====== Records to use

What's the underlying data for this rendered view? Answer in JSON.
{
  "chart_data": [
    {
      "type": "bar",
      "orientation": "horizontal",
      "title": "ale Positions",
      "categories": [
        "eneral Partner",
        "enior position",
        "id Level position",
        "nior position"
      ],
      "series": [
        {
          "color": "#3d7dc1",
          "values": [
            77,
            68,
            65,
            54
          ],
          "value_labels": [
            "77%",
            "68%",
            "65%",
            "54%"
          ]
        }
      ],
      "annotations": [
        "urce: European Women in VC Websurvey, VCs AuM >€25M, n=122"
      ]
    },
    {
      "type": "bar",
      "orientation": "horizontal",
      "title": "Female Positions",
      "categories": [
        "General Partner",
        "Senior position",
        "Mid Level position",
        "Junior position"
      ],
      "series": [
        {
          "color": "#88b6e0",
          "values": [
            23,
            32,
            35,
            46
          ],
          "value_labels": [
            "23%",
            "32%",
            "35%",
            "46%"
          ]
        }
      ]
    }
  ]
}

============

--- Description of the task ---
Restate each record word for word.

--- Output below ---
What's the underlying data for this rendered view? Answer in JSON.
{
  "chart_data": [
    {
      "type": "bar",
      "orientation": "horizontal",
      "title": "ale Positions",
      "categories": [
        "eneral Partner",
        "enior position",
        "id Level position",
        "nior position"
      ],
      "series": [
        {
          "color": "#3d7dc1",
          "values": [
            77,
            68,
            65,
            54
          ],
          "value_labels": [
            "77%",
            "68%",
            "65%",
            "54%"
          ]
        }
      ],
      "annotations": [
        "urce: European Women in VC Websurvey, VCs AuM >€25M, n=122"
      ]
    },
    {
      "type": "bar",
      "orientation": "horizontal",
      "title": "Female Positions",
      "categories": [
        "General Partner",
        "Senior position",
        "Mid Level position",
        "Junior position"
      ],
      "series": [
        {
          "color": "#88b6e0",
          "values": [
            23,
            32,
            35,
            46
          ],
          "value_labels": [
            "23%",
            "32%",
            "35%",
            "46%"
          ]
        }
      ]
    }
  ]
}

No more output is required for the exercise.